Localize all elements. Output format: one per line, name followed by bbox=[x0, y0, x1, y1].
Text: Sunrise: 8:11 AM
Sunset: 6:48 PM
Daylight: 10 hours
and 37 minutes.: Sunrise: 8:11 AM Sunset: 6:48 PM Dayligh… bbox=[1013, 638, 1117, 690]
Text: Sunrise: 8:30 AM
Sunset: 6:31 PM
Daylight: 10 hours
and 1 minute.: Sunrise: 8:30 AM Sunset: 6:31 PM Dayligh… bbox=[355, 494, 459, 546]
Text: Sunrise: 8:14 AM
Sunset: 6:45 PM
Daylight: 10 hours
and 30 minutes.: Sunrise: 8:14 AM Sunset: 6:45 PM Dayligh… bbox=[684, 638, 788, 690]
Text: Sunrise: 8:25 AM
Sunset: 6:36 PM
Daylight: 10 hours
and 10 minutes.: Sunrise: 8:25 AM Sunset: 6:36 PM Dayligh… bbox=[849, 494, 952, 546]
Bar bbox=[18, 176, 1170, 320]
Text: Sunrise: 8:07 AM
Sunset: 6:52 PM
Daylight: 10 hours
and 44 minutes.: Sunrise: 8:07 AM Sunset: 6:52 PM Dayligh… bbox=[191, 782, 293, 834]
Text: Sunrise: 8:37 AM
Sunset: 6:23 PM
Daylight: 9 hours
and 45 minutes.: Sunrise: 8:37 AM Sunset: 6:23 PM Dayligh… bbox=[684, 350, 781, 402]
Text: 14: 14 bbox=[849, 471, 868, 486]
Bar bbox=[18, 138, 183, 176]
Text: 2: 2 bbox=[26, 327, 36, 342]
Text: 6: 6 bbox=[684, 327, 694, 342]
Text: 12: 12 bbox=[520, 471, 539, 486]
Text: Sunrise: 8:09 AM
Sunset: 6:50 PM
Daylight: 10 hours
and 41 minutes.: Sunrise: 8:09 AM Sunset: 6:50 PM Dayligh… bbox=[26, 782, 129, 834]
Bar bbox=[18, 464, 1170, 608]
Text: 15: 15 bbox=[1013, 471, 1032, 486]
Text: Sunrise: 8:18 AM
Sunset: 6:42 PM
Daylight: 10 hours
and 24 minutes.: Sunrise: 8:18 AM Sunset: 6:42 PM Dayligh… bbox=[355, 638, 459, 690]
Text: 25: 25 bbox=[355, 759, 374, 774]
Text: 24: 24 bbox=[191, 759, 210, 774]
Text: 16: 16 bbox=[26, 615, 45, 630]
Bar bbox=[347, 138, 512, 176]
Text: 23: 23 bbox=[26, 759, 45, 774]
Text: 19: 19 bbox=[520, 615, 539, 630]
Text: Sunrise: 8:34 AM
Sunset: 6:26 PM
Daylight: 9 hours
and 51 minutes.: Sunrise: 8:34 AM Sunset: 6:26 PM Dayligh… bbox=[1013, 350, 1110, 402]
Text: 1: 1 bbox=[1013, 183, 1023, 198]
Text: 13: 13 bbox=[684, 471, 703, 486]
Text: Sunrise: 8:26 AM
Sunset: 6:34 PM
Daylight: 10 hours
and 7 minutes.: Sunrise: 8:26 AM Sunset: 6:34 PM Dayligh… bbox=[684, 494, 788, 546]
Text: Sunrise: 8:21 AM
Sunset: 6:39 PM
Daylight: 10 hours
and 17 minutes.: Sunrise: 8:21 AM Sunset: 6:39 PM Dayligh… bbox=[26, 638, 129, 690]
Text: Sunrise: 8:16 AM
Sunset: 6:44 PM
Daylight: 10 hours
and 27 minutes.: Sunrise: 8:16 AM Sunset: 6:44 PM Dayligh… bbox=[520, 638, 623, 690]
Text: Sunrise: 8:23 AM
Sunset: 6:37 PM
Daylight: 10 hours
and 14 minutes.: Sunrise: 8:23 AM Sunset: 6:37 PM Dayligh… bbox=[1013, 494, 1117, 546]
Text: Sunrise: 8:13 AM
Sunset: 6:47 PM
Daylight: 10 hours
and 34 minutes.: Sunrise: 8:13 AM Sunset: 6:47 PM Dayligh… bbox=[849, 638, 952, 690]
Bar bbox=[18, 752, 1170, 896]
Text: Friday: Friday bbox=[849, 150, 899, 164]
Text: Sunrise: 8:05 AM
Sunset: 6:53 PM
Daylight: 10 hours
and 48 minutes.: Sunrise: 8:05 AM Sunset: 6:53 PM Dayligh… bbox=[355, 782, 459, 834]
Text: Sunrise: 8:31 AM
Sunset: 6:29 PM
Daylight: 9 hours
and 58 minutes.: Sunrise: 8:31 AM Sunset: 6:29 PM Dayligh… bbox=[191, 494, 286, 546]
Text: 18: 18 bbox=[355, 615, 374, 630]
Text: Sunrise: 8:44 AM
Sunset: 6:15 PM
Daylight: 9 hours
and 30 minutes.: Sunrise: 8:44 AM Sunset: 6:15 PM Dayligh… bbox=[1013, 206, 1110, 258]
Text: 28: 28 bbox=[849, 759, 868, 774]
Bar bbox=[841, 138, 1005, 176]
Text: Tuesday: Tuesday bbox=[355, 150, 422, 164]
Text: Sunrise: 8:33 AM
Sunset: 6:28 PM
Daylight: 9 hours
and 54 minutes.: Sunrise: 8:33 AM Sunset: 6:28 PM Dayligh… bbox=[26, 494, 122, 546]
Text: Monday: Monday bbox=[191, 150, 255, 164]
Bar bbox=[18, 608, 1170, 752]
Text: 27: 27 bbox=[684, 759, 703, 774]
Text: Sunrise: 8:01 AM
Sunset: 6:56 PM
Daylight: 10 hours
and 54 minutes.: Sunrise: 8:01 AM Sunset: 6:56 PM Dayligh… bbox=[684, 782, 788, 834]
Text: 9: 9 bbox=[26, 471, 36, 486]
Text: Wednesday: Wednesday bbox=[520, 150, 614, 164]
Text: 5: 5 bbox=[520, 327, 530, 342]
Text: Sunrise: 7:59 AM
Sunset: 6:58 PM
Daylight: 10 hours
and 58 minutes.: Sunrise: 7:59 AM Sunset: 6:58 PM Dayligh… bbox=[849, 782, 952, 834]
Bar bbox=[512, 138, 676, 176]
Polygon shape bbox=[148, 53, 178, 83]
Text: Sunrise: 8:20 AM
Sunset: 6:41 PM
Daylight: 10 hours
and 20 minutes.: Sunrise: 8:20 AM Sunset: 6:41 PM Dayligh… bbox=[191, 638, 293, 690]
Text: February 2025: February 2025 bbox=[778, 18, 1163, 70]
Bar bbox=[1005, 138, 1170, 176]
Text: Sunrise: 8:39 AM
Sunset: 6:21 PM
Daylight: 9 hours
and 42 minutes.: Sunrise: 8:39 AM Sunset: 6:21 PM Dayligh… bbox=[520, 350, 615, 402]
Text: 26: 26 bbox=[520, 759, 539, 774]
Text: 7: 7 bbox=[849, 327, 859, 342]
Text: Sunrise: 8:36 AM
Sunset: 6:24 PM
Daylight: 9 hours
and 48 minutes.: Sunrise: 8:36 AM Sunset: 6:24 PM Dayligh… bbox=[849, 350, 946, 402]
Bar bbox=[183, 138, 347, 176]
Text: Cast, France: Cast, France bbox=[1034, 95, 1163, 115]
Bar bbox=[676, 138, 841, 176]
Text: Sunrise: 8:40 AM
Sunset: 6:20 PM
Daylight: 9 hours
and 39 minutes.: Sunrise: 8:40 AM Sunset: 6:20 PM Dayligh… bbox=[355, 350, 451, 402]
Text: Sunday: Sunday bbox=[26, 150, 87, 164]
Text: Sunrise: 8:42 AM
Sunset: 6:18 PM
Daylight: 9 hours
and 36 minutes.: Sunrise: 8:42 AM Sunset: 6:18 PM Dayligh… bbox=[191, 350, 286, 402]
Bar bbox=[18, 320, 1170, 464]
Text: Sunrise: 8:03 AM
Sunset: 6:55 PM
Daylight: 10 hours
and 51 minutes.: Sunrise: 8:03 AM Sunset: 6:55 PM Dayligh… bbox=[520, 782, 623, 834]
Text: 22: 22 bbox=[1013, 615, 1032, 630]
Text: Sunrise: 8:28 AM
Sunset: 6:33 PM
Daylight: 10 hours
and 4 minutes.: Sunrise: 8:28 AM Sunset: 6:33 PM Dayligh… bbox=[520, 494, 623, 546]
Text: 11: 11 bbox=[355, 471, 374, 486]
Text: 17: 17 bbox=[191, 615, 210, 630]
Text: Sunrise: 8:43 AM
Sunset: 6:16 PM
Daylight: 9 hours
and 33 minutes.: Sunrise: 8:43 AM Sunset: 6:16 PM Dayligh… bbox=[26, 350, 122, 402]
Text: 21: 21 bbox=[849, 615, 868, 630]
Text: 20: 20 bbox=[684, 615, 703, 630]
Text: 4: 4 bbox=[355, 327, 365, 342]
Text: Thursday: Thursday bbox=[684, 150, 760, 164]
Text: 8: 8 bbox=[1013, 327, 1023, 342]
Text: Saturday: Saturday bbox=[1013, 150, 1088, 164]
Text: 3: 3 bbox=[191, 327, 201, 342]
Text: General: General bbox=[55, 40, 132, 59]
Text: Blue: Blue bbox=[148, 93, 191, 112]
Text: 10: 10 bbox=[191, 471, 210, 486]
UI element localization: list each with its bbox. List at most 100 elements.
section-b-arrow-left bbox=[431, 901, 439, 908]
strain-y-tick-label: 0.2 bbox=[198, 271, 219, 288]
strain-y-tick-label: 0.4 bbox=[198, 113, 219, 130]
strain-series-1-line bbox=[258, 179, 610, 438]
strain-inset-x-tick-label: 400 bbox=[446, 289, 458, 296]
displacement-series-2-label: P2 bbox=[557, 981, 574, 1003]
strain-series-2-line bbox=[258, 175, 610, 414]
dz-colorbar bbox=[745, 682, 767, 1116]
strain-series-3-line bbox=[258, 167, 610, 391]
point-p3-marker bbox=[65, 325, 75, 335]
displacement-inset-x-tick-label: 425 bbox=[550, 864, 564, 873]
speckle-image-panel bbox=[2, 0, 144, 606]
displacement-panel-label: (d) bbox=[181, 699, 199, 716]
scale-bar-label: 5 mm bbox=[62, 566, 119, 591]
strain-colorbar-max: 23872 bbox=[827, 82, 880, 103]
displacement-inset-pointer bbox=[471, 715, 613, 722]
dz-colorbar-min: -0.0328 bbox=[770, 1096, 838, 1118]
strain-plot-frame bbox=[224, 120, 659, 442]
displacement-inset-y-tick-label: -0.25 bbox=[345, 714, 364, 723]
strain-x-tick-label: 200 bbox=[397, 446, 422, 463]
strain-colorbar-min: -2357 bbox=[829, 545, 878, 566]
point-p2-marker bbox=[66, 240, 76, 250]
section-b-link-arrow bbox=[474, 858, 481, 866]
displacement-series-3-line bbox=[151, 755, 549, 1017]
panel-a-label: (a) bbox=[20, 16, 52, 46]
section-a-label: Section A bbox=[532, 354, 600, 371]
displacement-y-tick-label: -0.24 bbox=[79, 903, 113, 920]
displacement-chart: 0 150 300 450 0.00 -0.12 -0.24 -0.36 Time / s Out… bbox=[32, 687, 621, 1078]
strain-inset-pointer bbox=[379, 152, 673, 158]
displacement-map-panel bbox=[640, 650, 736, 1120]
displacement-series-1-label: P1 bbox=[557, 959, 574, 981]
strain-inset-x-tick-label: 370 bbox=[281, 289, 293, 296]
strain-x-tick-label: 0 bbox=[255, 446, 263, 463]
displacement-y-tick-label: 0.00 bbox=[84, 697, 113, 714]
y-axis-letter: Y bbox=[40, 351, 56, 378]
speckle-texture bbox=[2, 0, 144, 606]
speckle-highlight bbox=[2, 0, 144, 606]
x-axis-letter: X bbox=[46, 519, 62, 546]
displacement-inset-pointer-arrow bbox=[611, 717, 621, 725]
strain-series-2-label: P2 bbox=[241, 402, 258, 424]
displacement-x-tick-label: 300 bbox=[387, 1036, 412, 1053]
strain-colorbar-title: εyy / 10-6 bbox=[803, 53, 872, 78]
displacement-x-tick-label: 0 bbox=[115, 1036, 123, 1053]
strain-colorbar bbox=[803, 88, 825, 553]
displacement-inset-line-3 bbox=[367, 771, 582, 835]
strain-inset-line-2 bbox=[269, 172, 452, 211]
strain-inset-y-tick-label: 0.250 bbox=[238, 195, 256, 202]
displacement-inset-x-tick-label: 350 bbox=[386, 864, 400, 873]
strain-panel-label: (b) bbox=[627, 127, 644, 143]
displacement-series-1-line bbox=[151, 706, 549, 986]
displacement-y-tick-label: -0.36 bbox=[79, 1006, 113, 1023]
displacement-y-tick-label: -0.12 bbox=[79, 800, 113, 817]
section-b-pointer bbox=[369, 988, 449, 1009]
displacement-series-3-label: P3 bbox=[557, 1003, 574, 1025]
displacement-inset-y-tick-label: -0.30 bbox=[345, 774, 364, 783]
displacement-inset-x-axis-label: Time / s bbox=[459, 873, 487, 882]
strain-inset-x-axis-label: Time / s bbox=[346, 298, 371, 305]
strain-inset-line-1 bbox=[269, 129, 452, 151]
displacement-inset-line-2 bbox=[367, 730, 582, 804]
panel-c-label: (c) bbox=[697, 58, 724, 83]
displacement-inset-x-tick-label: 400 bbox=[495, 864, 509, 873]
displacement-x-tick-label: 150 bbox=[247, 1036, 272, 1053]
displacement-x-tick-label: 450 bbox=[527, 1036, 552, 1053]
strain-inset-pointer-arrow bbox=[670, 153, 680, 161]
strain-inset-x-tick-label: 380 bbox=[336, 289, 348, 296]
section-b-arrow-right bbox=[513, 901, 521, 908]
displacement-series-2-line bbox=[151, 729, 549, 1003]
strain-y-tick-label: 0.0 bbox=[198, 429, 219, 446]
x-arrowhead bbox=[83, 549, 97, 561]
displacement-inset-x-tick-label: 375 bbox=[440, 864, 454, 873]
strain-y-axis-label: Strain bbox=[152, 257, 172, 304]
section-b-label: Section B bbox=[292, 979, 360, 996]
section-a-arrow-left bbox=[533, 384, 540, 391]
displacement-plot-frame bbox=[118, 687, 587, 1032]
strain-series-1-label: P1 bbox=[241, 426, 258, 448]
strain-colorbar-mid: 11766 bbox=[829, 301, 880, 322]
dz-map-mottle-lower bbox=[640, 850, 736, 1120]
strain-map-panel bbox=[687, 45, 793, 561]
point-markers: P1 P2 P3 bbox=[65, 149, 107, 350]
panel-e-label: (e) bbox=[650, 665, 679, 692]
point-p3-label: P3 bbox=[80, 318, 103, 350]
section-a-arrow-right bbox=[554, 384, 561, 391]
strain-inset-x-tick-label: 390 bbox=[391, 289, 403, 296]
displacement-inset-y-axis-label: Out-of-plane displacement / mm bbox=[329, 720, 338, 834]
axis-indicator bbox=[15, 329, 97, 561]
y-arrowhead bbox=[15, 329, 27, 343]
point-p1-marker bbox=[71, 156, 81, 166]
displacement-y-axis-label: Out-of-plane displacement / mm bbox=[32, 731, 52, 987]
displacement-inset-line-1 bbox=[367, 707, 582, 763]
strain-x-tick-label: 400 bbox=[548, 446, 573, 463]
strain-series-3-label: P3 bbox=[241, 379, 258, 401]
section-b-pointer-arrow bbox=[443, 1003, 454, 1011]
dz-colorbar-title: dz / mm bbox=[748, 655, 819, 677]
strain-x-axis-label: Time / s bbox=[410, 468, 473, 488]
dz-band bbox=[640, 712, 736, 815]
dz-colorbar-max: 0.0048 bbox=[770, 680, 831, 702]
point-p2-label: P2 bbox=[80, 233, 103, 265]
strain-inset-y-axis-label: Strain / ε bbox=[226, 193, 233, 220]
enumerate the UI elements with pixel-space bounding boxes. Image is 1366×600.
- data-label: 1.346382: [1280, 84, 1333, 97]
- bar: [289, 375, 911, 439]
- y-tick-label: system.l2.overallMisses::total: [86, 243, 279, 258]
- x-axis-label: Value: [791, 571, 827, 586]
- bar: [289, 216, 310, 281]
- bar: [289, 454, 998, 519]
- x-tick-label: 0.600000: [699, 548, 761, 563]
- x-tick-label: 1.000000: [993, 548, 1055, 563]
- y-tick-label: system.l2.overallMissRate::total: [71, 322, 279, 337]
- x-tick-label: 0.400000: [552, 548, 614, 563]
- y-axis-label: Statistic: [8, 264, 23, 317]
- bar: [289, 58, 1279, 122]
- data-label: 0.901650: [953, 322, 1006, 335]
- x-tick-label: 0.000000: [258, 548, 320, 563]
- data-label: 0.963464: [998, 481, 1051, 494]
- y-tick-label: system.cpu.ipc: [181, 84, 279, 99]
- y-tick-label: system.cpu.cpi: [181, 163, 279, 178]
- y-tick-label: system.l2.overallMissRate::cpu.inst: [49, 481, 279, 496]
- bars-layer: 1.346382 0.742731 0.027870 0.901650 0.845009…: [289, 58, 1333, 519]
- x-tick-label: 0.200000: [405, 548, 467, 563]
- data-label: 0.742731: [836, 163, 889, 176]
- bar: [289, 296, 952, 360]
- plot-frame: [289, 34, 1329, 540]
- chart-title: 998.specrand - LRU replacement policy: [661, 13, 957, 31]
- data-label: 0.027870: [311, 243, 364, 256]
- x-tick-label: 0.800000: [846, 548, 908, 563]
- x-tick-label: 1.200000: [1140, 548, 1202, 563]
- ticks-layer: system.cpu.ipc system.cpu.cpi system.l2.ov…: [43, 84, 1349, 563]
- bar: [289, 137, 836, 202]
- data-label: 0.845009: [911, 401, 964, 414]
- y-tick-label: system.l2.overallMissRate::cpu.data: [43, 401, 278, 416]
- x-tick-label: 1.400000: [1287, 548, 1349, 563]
------
## Task description
Copy out the items above exactly as they appear, from the very first line through the line that contains "Text: Sunrise: 8:37 AM", including both of those lines.

## Written response
Localize all elements. Output format: one per line, name followed by bbox=[x0, y0, x1, y1].
Text: Sunrise: 8:11 AM
Sunset: 6:48 PM
Daylight: 10 hours
and 37 minutes.: Sunrise: 8:11 AM Sunset: 6:48 PM Dayligh… bbox=[1013, 638, 1117, 690]
Text: Sunrise: 8:30 AM
Sunset: 6:31 PM
Daylight: 10 hours
and 1 minute.: Sunrise: 8:30 AM Sunset: 6:31 PM Dayligh… bbox=[355, 494, 459, 546]
Text: Sunrise: 8:14 AM
Sunset: 6:45 PM
Daylight: 10 hours
and 30 minutes.: Sunrise: 8:14 AM Sunset: 6:45 PM Dayligh… bbox=[684, 638, 788, 690]
Text: Sunrise: 8:25 AM
Sunset: 6:36 PM
Daylight: 10 hours
and 10 minutes.: Sunrise: 8:25 AM Sunset: 6:36 PM Dayligh… bbox=[849, 494, 952, 546]
Bar bbox=[18, 176, 1170, 320]
Text: Sunrise: 8:07 AM
Sunset: 6:52 PM
Daylight: 10 hours
and 44 minutes.: Sunrise: 8:07 AM Sunset: 6:52 PM Dayligh… bbox=[191, 782, 293, 834]
Text: Sunrise: 8:37 AM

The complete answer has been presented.